PROBLEM DETAILS:
Show each line from the listing that includes the word "inspiration".

Collected data:

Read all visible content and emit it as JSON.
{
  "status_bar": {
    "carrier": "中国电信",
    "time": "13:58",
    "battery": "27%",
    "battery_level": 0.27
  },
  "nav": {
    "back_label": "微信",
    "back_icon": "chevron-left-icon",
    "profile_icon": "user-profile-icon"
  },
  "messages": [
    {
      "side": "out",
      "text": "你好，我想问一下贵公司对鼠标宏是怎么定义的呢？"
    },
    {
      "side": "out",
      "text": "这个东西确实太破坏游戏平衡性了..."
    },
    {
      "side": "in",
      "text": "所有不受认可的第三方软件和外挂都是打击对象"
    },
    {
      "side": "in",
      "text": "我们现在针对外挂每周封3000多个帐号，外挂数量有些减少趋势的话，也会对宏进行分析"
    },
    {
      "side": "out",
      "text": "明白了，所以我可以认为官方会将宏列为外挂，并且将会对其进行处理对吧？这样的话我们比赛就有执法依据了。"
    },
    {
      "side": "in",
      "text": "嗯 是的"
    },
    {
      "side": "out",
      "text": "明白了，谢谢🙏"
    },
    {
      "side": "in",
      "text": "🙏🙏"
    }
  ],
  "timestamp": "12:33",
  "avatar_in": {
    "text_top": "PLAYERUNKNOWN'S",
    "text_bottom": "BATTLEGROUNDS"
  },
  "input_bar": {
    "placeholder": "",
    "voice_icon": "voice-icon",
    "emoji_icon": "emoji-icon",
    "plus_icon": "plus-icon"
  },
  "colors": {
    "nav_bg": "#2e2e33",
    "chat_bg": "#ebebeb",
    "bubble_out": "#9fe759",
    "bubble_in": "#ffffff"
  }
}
* * *
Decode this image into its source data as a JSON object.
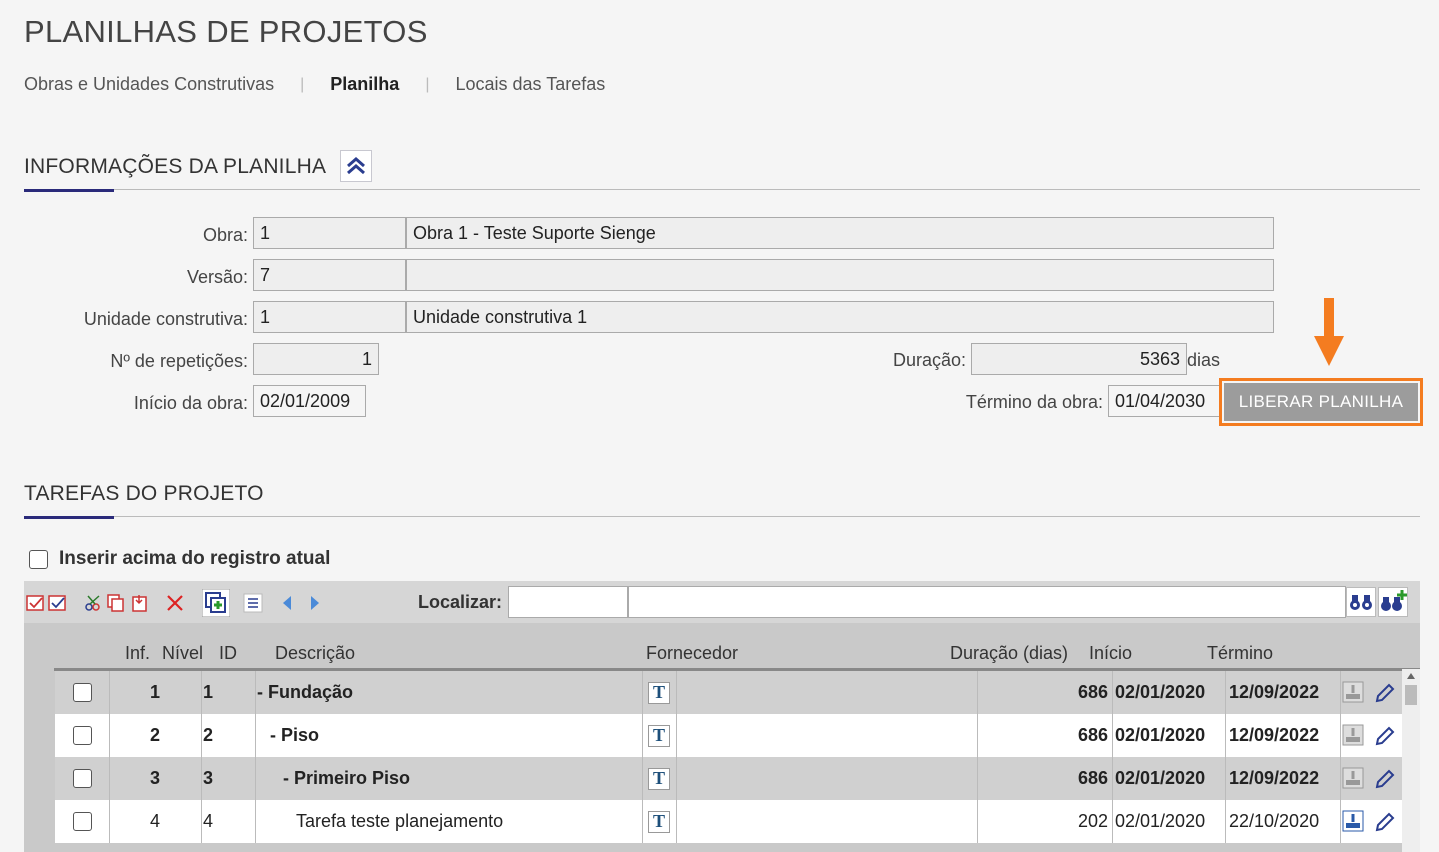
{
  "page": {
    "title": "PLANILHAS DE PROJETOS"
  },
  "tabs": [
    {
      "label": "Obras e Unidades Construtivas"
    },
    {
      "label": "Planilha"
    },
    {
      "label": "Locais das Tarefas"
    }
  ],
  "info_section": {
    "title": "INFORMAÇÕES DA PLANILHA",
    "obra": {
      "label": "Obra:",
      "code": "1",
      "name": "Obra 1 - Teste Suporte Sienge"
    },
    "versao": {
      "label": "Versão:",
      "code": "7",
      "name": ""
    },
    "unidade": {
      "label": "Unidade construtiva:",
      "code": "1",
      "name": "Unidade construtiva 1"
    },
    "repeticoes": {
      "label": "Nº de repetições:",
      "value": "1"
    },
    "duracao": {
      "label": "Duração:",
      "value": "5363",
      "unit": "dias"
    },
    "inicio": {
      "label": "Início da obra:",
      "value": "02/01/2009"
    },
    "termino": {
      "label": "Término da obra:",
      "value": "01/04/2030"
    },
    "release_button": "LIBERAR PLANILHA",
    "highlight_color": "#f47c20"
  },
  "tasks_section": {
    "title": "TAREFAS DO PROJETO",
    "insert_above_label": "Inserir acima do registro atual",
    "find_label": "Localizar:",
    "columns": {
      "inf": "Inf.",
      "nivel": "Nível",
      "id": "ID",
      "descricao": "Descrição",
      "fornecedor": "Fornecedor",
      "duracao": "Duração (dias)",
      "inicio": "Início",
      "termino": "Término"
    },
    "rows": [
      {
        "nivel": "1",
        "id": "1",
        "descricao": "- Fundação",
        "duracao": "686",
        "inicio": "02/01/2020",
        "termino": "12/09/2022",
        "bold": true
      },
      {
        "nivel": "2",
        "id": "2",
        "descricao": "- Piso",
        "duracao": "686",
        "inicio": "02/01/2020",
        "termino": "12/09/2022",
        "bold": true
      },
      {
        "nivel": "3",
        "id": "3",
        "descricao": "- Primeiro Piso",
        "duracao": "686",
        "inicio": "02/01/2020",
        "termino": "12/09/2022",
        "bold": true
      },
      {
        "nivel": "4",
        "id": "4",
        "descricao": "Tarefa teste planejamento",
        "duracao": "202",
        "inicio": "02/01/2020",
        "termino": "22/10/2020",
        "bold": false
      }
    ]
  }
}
...
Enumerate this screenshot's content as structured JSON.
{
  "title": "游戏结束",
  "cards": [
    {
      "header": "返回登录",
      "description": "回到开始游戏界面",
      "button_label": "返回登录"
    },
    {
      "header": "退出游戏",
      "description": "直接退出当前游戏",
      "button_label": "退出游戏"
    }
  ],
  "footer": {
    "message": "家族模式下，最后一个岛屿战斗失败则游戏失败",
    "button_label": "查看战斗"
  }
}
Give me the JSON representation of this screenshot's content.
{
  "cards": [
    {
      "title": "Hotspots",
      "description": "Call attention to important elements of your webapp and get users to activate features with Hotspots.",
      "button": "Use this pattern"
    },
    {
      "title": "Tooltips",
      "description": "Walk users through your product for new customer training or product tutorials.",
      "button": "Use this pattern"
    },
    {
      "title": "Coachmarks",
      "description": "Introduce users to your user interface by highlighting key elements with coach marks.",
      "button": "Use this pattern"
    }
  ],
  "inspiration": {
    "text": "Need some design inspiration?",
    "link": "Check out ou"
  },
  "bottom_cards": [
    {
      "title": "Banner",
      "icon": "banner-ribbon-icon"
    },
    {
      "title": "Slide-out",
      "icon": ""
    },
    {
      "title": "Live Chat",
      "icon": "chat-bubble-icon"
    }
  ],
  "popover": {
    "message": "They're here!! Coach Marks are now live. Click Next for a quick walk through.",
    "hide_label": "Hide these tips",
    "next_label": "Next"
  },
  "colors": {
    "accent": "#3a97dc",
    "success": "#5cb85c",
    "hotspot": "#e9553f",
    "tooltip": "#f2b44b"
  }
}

ANSWER TO THE PROBLEM:
  "inspiration": {
    "text": "Need some design inspiration?",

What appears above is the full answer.